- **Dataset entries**
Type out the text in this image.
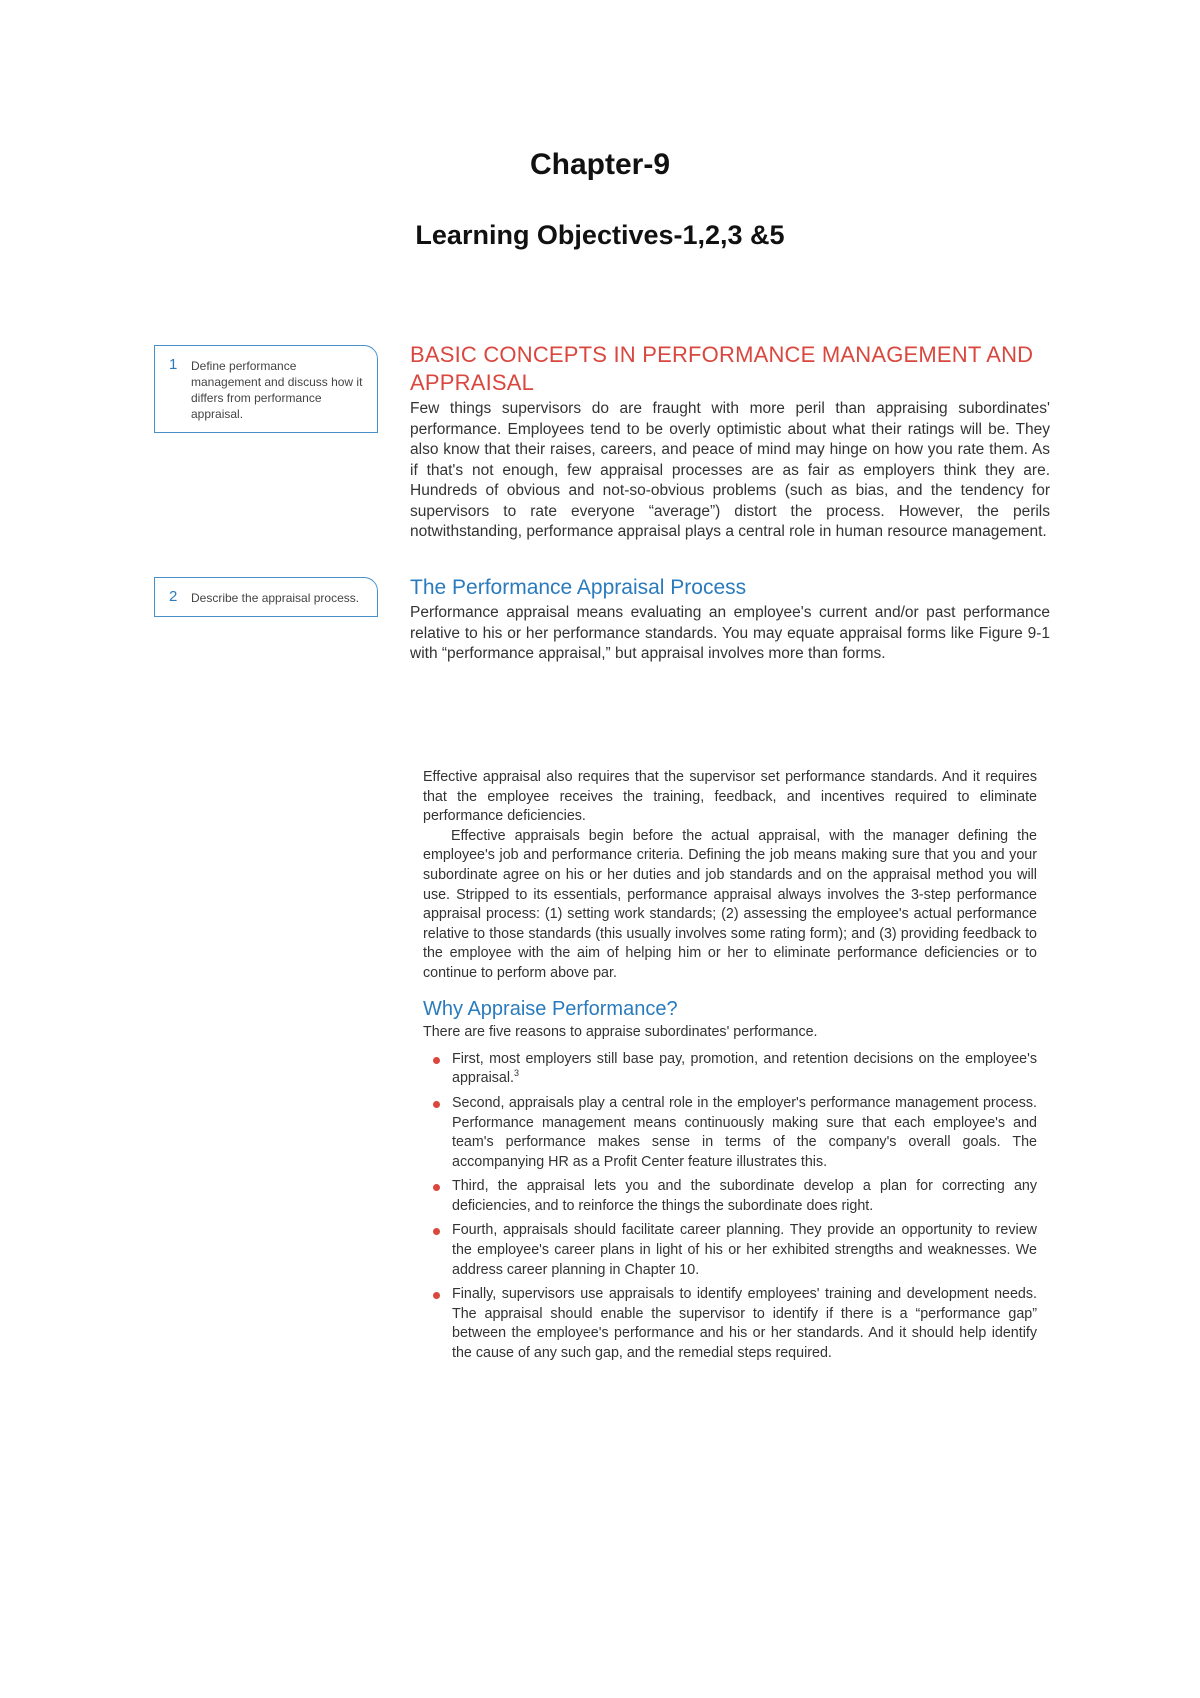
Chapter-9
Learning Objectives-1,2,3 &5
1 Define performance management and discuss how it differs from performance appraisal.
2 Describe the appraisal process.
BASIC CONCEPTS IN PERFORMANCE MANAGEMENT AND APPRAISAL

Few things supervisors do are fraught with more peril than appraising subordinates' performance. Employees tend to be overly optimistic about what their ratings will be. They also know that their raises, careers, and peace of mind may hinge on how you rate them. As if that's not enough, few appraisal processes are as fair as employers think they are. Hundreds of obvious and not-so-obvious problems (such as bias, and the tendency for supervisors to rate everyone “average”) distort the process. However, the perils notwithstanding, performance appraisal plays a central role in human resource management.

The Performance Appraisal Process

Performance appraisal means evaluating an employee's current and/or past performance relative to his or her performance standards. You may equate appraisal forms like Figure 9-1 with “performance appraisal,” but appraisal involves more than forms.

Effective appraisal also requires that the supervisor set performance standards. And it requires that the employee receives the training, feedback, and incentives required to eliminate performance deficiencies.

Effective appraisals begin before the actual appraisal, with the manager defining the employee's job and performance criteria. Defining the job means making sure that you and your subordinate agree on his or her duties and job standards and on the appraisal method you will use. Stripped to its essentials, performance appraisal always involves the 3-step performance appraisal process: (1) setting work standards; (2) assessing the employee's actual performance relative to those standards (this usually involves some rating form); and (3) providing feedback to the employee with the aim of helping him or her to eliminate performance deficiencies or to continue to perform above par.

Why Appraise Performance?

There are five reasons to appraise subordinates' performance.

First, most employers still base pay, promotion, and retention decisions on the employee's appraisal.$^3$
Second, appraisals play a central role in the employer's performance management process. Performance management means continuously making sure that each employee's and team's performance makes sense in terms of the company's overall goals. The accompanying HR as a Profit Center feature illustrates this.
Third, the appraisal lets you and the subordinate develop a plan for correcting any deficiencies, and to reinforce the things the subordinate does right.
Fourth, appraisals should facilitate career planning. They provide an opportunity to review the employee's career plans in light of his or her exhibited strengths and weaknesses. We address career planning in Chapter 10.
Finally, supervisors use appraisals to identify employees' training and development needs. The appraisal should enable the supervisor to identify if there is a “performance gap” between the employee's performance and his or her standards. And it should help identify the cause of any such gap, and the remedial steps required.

- **EXERCISE PROMPT**
Scan the material line by line and report each one that contains "such".

- **RESULT FOR THIS TASK**
Few things supervisors do are fraught with more peril than appraising subordinates' performance. Employees tend to be overly optimistic about what their ratings will be. They also know that their raises, careers, and peace of mind may hinge on how you rate them. As if that's not enough, few appraisal processes are as fair as employers think they are. Hundreds of obvious and not-so-obvious problems (such as bias, and the tendency for supervisors to rate everyone “average”) distort the process. However, the perils notwithstanding, performance appraisal plays a central role in human resource management.
Finally, supervisors use appraisals to identify employees' training and development needs. The appraisal should enable the supervisor to identify if there is a “performance gap” between the employee's performance and his or her standards. And it should help identify the cause of any such gap, and the remedial steps required.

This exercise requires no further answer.